◆ TEKS KUTIPAN:
Manusia hidup dalam suasana kerjasama, sekaligus suasana antagonistis dan penuh pertentangan. Konflik-konflik ideologis berbagai golongan di masyarakat Indonesia khususnya, telah menjadi sebab timbulnya kesulitan-kesulitan untuk mengembangkan aturan permainan (rules of the game). Oleh karena itu, tidak mengherankan apabila konflik-konflik ideologis tersebut tumbuh berdampingan dengan timbulnya konflik-konflik yang bersifat politis akibat pertentangan-pertentangan didalam pembagian status, kekuasaan, dan sumber-sumber ekonomi yang terbatas dalam masyarakat.
Ada beberapa indikasi yang biasa dipakai oleh para ahli ilmu-ilmu social untuk menilai intensitas pertentangan-pertentangan politik dalam suatu masyarakat.
a) Demonstrasi, yaitu kegiatan yang dilakukan oleh sejumlah orang yang dengan tidak menggunakan kekerasan untuk melakukan protes terhadap suatu rezim, pemerintah, pejabat pemerintah, ideology, kebijaksanaan yang sedang dilaksanakan atau bahkan baru direncanakan. Misalnya, demo menolak kenaikan harga BBM, demo menuntut pengusutan kasusu-kasu hak asasi manusia, dan lain sebagainya.
b) Kerusuhan, kerusuhan dalah pada dasarnya sama dengan demonstrasi. Bedanya, kerusuhan menggunkan kekerasan secara fisik yang biasanya diikitu pengrusakan barang-barang, pemukulan atau bahkan pembunuhan. Cirri lain yang membedakan kerusuhan dari demonstarsi adalah kenyataan bahwa kerusuhan terutama ditandai oleh spontanitas sebagai akibat dari suatu insiden dan perilaku kelompok yang kacau. Misalnya, kerusuhan Mei 1998, kerusuhan 27 Juli 1996, atau peristiwa 27 Juili, kerusuhan Poso, dan sebagainya.

◆ DATA TERSEDIA:
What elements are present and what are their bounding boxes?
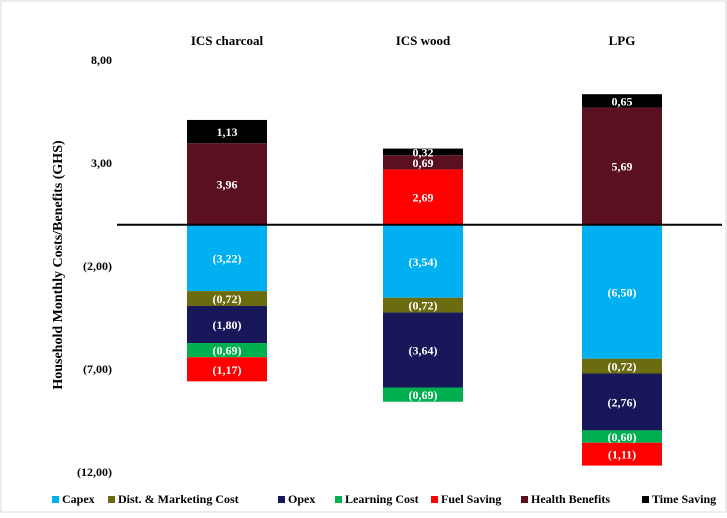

◆ TUGAS ANDA:
1. Menurut kutipan tentang konflik politik, apa yang menyebabkan sulitnya mengembangkan aturan permainan di masyarakat Indonesia?
2. Mengapa, menurut kutipan, tidak mengherankan bahwa konflik ideologis tumbuh berdampingan dengan konflik politis? Jawab dalam satu sampai tiga kalimat.
Data tersebut tidak berhubungan dengan kutipan.

◆ JAWABAN AKHIR:
1. Konflik-konflik ideologis berbagai golongan di masyarakat Indonesia.

2. Konflik ideologis telah menimbulkan kesulitan dalam mengembangkan aturan permainan di masyarakat. Karena itu, konflik ideologis wajar tumbuh bersama konflik politis. Konflik politis muncul dari pertentangan dalam pembagian status, kekuasaan, dan sumber-sumber ekonomi yang terbatas.